=== Aim of the task ===
Report only how many lines of the entries below contain the string "września".

Stored items:
'''

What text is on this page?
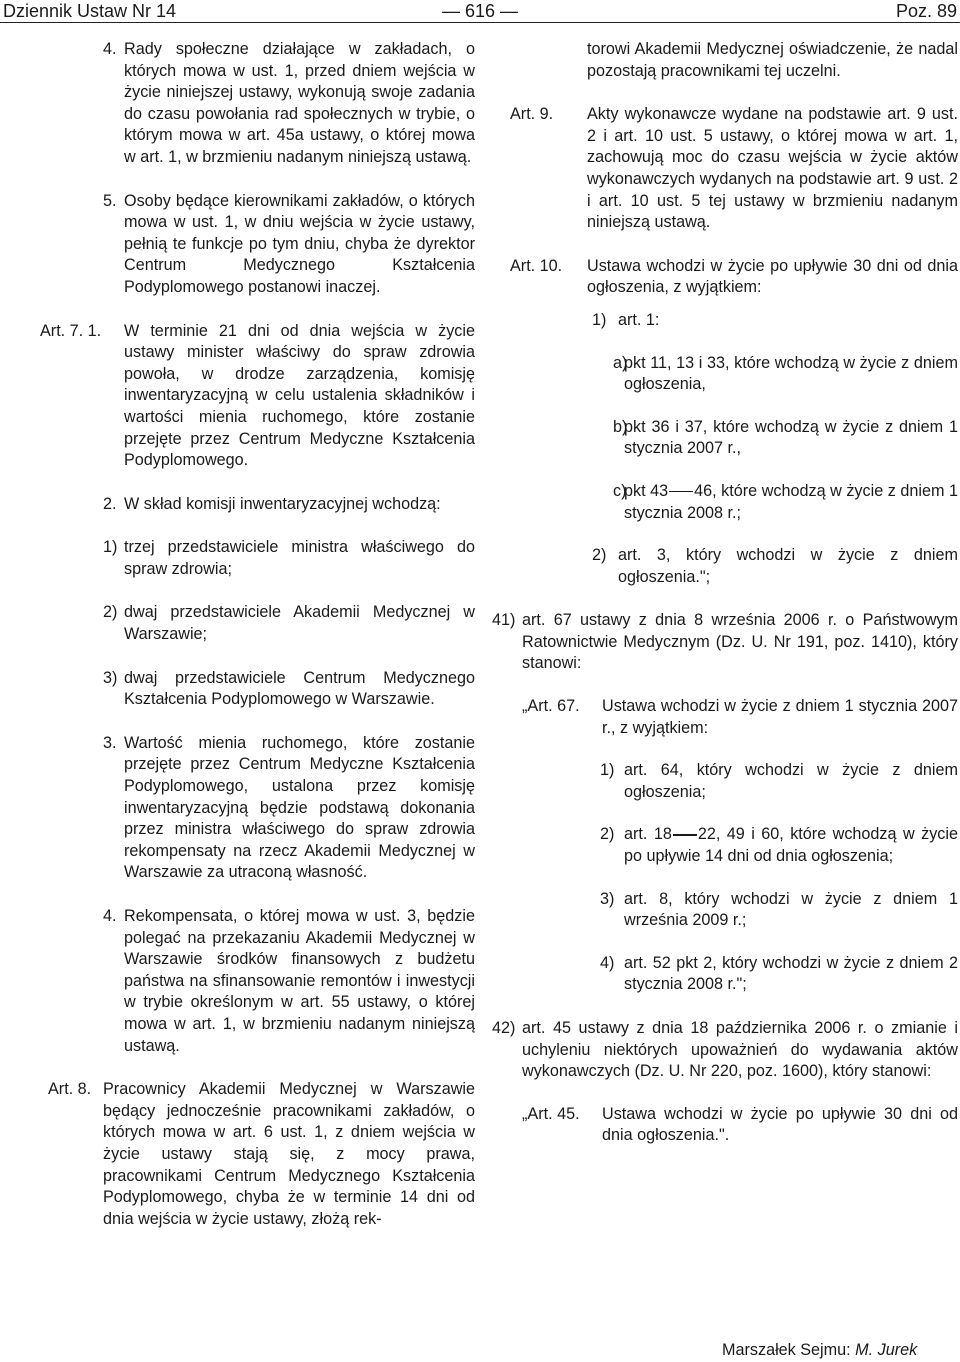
Dziennik Ustaw Nr 14	— 616 —	Poz. 89

4. Rady społeczne działające w zakładach, o których mowa w ust. 1, przed dniem wejścia w życie niniejszej ustawy, wykonują swoje zadania do czasu powołania rad społecznych w trybie, o którym mowa w art. 45a ustawy, o której mowa w art. 1, w brzmieniu nadanym niniejszą ustawą.

5. Osoby będące kierownikami zakładów, o których mowa w ust. 1, w dniu wejścia w życie ustawy, pełnią te funkcje po tym dniu, chyba że dyrektor Centrum Medycznego Kształcenia Podyplomowego postanowi inaczej.

Art. 7. 1. W terminie 21 dni od dnia wejścia w życie ustawy minister właściwy do spraw zdrowia powoła, w drodze zarządzenia, komisję inwentaryzacyjną w celu ustalenia składników i wartości mienia ruchomego, które zostanie przejęte przez Centrum Medyczne Kształcenia Podyplomowego.

2. W skład komisji inwentaryzacyjnej wchodzą:

1) trzej przedstawiciele ministra właściwego do spraw zdrowia;

2) dwaj przedstawiciele Akademii Medycznej w Warszawie;

3) dwaj przedstawiciele Centrum Medycznego Kształcenia Podyplomowego w Warszawie.

3. Wartość mienia ruchomego, które zostanie przejęte przez Centrum Medyczne Kształcenia Podyplomowego, ustalona przez komisję inwentaryzacyjną będzie podstawą dokonania przez ministra właściwego do spraw zdrowia rekompensaty na rzecz Akademii Medycznej w Warszawie za utraconą własność.

4. Rekompensata, o której mowa w ust. 3, będzie polegać na przekazaniu Akademii Medycznej w Warszawie środków finansowych z budżetu państwa na sfinansowanie remontów i inwestycji w trybie określonym w art. 55 ustawy, o której mowa w art. 1, w brzmieniu nadanym niniejszą ustawą.

Art. 8. Pracownicy Akademii Medycznej w Warszawie będący jednocześnie pracownikami zakładów, o których mowa w art. 6 ust. 1, z dniem wejścia w życie ustawy stają się, z mocy prawa, pracownikami Centrum Medycznego Kształcenia Podyplomowego, chyba że w terminie 14 dni od dnia wejścia w życie ustawy, złożą rek-

torowi Akademii Medycznej oświadczenie, że nadal pozostają pracownikami tej uczelni.

Art. 9. Akty wykonawcze wydane na podstawie art. 9 ust. 2 i art. 10 ust. 5 ustawy, o której mowa w art. 1, zachowują moc do czasu wejścia w życie aktów wykonawczych wydanych na podstawie art. 9 ust. 2 i art. 10 ust. 5 tej ustawy w brzmieniu nadanym niniejszą ustawą.

Art. 10. Ustawa wchodzi w życie po upływie 30 dni od dnia ogłoszenia, z wyjątkiem:

1) art. 1:

a)
pkt 11, 13 i 33, które wchodzą w życie z dniem ogłoszenia,

b)
pkt 36 i 37, które wchodzą w życie z dniem 1 stycznia 2007 r.,

c)
pkt 43 46, które wchodzą w życie z dniem 1 stycznia 2008 r.;

2) art. 3, który wchodzi w życie z dniem ogłoszenia.";

41) art. 67 ustawy z dnia 8 września 2006 r. o Państwowym Ratownictwie Medycznym (Dz. U. Nr 191, poz. 1410), który stanowi:

„Art. 67. Ustawa wchodzi w życie z dniem 1 stycznia 2007 r., z wyjątkiem:

1) art. 64, który wchodzi w życie z dniem ogłoszenia;

2) art. 18 22, 49 i 60, które wchodzą w życie po upływie 14 dni od dnia ogłoszenia;

3) art. 8, który wchodzi w życie z dniem 1 września 2009 r.;

4) art. 52 pkt 2, który wchodzi w życie z dniem 2 stycznia 2008 r.";

42) art. 45 ustawy z dnia 18 października 2006 r. o zmianie i uchyleniu niektórych upoważnień do wydawania aktów wykonawczych (Dz. U. Nr 220, poz. 1600), który stanowi:

„Art. 45. Ustawa wchodzi w życie po upływie 30 dni od dnia ogłoszenia.".

Marszałek Sejmu: M. Jurek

'''

=== Answer to the problem ===
2